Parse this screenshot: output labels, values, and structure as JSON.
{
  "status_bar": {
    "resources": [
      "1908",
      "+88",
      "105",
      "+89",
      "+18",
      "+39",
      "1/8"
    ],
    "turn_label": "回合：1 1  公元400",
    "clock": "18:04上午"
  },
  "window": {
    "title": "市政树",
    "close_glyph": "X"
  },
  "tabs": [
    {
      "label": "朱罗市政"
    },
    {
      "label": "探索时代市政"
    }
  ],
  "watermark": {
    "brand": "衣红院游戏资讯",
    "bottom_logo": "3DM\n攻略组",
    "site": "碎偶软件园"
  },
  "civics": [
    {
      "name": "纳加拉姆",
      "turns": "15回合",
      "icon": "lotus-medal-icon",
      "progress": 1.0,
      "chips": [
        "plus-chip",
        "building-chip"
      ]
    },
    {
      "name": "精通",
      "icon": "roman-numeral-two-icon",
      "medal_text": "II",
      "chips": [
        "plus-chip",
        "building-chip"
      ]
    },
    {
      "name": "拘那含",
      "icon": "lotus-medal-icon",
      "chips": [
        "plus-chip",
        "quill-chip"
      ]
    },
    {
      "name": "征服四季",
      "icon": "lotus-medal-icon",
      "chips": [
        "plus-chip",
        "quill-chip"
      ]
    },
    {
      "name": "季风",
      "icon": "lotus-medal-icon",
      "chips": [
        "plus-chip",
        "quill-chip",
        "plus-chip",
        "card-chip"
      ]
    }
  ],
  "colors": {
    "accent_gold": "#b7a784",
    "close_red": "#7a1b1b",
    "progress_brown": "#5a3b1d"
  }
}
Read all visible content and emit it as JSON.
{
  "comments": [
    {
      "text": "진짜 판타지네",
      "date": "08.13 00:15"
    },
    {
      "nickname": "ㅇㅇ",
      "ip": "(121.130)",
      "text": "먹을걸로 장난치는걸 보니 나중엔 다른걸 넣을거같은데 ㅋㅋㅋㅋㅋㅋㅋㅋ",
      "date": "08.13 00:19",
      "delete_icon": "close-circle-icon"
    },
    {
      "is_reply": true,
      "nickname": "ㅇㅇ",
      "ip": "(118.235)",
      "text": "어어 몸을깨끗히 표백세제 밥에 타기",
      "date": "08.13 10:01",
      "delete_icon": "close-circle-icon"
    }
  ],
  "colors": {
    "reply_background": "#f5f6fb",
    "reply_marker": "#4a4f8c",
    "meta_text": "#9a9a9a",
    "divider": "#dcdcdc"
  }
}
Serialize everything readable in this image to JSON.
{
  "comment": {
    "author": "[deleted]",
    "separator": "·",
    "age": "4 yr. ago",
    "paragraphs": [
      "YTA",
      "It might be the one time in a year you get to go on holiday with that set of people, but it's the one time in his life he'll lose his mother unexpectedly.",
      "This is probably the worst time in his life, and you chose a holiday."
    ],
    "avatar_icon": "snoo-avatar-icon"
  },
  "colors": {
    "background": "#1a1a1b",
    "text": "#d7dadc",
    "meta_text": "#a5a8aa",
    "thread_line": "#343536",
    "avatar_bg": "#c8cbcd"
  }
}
* * * * * * * * *
Find the line that contains "Read all visible content and emit it as JSON.". Repeat it and every line after it, exactly as written, up to and including the last line of the records above.

COMPLETED EXERCISE
Read all visible content and emit it as JSON.
{
  "comments": [
    {
      "text": "진짜 판타지네",
      "date": "08.13 00:15"
    },
    {
      "nickname": "ㅇㅇ",
      "ip": "(121.130)",
      "text": "먹을걸로 장난치는걸 보니 나중엔 다른걸 넣을거같은데 ㅋㅋㅋㅋㅋㅋㅋㅋ",
      "date": "08.13 00:19",
      "delete_icon": "close-circle-icon"
    },
    {
      "is_reply": true,
      "nickname": "ㅇㅇ",
      "ip": "(118.235)",
      "text": "어어 몸을깨끗히 표백세제 밥에 타기",
      "date": "08.13 10:01",
      "delete_icon": "close-circle-icon"
    }
  ],
  "colors": {
    "reply_background": "#f5f6fb",
    "reply_marker": "#4a4f8c",
    "meta_text": "#9a9a9a",
    "divider": "#dcdcdc"
  }
}
Serialize everything readable in this image to JSON.
{
  "comment": {
    "author": "[deleted]",
    "separator": "·",
    "age": "4 yr. ago",
    "paragraphs": [
      "YTA",
      "It might be the one time in a year you get to go on holiday with that set of people, but it's the one time in his life he'll lose his mother unexpectedly.",
      "This is probably the worst time in his life, and you chose a holiday."
    ],
    "avatar_icon": "snoo-avatar-icon"
  },
  "colors": {
    "background": "#1a1a1b",
    "text": "#d7dadc",
    "meta_text": "#a5a8aa",
    "thread_line": "#343536",
    "avatar_bg": "#c8cbcd"
  }
}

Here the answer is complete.